— Passage shown —
++++

Because most philosophies that frown on reproduction don't survive.

Sunday, April 10, 2011

Augustine's Confessions: At a Distance from God

In Book 3 we saw Augustine's fall away from the Church, in Book 5 we will see the beginning of his return. Book 4, however, is focused primarily on his years as a Manichean.

This is where we get the fairly brief description which is nearly all we have on Augustine's longest romantic relationship:
In those days I lived with a woman, not my lawful wedded wife but a mistress whom I had chosen for no special reason but that my restless passions had alighted on her. But she was the only one and I was faithful to her. Living with her I found out by my own experience the difference between the restraint of the marriage alliance, contracted for the purpose of having children, and a bargain struck for lust, in which the birth of children is begrudged, though, if they come, we cannot help but love them.
We also hear a bit about Augustine's life as a hot shot young rhetorician. In addition to his Manichean beliefs, he falls into consulting astrologers frequently, in part to learn the auspices when he's entering major academic competitions. At one point, a magician of some sort offers to assure that he will win a competition, but although Augustine finds the idea that that stars and planets can influence worldly events appealing (and has no qualms about consulting astrologers and books of astrology) he recoils at the idea of the magician sacrificing animals to dark powers in an attempt to secure a victory for him.

++++

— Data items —
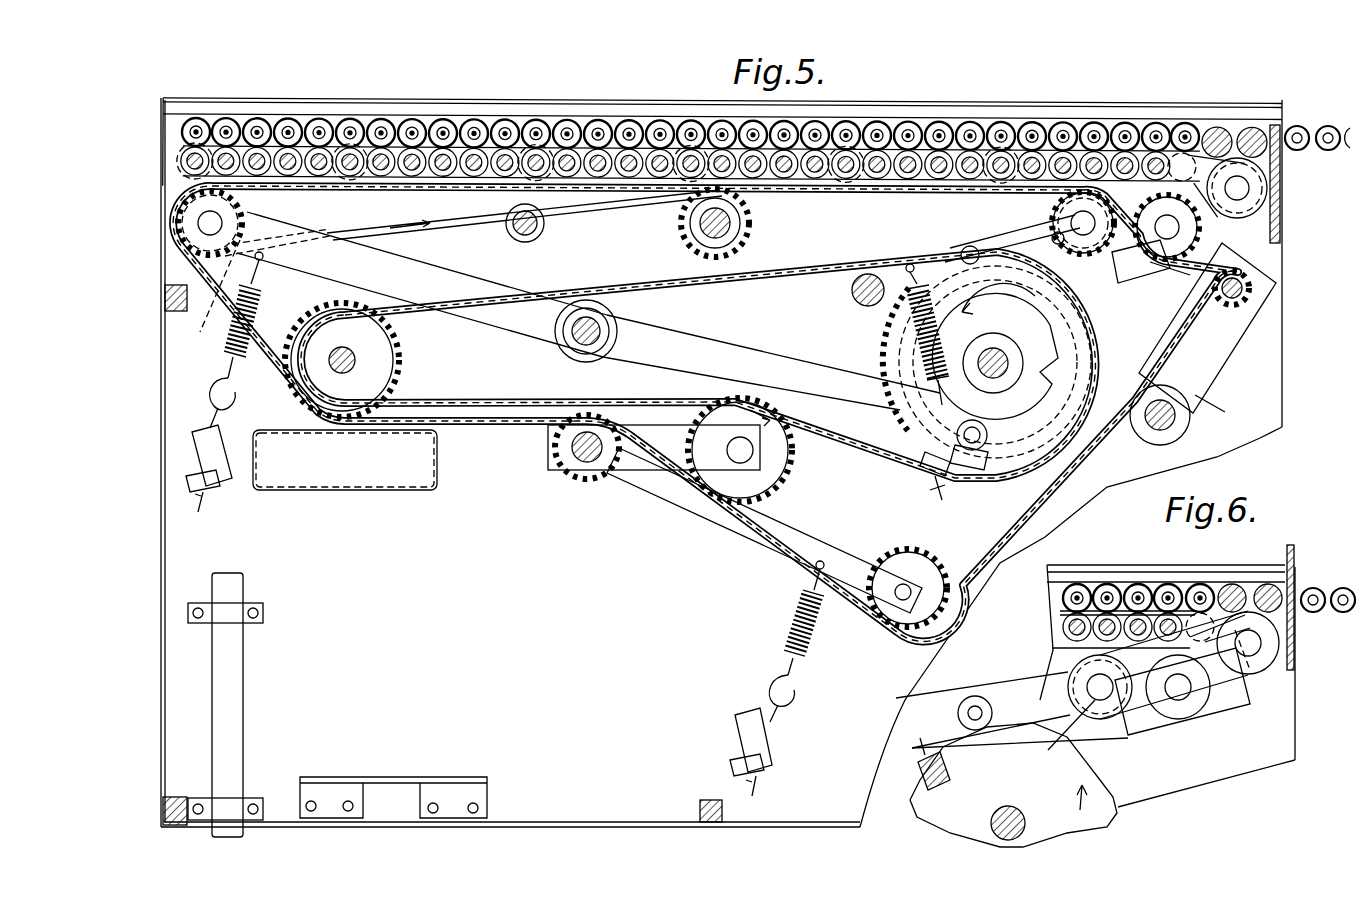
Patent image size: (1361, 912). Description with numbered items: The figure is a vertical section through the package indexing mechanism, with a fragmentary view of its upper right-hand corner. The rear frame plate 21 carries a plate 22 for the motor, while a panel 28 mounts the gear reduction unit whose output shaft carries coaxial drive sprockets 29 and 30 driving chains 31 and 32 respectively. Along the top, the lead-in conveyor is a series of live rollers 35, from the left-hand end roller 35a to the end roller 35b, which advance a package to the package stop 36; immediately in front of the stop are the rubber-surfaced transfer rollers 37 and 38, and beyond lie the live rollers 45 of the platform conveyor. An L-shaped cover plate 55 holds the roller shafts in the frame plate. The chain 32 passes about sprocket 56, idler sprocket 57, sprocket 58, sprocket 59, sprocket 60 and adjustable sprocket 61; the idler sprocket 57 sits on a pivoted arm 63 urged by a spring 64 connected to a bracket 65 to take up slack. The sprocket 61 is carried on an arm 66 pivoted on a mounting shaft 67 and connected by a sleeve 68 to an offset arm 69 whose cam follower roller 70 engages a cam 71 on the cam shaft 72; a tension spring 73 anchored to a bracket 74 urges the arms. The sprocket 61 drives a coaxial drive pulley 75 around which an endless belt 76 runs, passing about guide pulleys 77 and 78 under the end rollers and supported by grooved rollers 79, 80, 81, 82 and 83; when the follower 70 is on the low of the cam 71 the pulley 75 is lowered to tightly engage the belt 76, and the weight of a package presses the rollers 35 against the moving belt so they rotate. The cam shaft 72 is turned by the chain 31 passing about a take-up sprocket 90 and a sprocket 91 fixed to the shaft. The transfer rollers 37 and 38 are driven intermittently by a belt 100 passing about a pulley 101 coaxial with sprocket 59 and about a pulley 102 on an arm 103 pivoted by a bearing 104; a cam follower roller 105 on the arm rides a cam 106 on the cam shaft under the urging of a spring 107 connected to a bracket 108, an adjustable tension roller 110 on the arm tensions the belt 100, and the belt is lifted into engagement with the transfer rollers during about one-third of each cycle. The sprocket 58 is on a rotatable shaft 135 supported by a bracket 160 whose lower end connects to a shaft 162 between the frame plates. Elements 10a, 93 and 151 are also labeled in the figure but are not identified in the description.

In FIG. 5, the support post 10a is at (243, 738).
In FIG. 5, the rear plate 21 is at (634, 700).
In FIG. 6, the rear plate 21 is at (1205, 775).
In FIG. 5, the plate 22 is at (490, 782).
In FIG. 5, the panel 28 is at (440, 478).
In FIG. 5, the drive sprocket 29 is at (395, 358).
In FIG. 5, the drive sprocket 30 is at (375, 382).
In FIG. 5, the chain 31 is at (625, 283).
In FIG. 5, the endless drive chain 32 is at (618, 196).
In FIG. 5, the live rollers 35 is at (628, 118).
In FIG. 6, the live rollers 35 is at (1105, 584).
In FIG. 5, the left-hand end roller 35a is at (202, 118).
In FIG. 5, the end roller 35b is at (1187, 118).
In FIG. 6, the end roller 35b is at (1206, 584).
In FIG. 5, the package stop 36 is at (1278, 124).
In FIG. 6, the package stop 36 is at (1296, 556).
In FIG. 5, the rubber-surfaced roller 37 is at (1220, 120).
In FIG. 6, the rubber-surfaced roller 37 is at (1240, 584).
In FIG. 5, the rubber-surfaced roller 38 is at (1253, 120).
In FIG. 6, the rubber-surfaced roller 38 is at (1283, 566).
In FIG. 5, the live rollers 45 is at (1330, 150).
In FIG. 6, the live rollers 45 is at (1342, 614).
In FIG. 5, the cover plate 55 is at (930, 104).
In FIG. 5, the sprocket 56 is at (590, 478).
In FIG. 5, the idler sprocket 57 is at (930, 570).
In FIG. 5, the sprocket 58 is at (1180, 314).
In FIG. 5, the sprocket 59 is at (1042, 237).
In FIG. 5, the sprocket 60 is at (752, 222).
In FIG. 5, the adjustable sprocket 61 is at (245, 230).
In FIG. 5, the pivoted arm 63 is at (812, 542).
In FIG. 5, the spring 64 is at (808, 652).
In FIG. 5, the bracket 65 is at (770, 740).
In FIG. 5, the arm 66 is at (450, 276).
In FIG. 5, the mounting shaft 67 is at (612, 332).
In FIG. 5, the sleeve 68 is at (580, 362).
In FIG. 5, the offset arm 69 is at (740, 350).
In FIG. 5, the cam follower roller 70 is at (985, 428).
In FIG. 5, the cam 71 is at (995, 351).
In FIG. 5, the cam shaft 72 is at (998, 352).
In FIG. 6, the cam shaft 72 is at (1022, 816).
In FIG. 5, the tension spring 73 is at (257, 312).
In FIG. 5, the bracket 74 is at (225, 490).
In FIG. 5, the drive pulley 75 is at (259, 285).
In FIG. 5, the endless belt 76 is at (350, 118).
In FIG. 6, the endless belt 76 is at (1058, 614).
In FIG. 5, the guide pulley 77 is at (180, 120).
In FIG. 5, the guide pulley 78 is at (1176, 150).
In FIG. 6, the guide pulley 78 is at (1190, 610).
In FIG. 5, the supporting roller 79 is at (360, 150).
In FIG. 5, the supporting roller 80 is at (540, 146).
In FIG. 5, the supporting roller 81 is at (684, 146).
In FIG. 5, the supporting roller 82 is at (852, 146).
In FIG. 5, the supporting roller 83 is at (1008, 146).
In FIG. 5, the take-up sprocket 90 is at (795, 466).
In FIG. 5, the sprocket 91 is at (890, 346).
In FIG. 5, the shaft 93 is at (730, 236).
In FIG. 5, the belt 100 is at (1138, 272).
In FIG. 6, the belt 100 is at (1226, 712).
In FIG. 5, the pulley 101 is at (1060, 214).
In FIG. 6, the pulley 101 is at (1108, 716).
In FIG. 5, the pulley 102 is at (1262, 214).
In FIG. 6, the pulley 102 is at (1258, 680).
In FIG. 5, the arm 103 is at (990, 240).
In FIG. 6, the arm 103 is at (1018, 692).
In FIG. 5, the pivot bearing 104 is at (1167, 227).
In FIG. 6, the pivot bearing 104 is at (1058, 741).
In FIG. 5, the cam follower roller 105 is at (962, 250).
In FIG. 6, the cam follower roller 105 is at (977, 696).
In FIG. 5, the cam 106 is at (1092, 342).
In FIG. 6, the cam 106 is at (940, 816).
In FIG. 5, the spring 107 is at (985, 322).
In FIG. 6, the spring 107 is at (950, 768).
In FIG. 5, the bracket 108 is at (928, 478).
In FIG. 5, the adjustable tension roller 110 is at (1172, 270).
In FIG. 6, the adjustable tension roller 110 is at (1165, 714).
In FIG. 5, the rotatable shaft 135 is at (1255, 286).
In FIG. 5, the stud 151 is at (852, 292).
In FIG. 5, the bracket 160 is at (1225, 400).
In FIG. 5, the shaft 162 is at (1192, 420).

++++

— Tasks —
1. Repeat the Augustine post word for word, beginning at the words "Because most philosophies" and stopping after "as a Manichean.".
2. Please go on with the Augustine post, picking up after its final sentence.
The material has no connection to the Augustine post.

— Final results —
1.
Because most philosophies that frown on reproduction don't survive.

Sunday, April 10, 2011

Augustine's Confessions: At a Distance from God

In Book 3 we saw Augustine's fall away from the Church, in Book 5 we will see the beginning of his return. Book 4, however, is focused primarily on his years as a Manichean.

2.
After winning one of these competitions, he finds himself in conversation with a proconsul renowned for his learning. They became friends, and the proconsul tells Augustine that he really should abandon all this astrology nonsense. He provides several arguments as to why the stars and planets are not in fact able to control our fates, but Augustine is as yet unable to be persuaded, though he says these arguments remained with him and were instrumental in persuading him years later.

Augustine's major personal and religious crisis in this period stems from one of his close friendships, another young man who, like Augustine, was a Christian catechumen but had strayed into Manicheanism. They both now consider themselves much more philosophically and spiritually sophisticated than their Christian families. However, the friend falls sick and appears likely to die.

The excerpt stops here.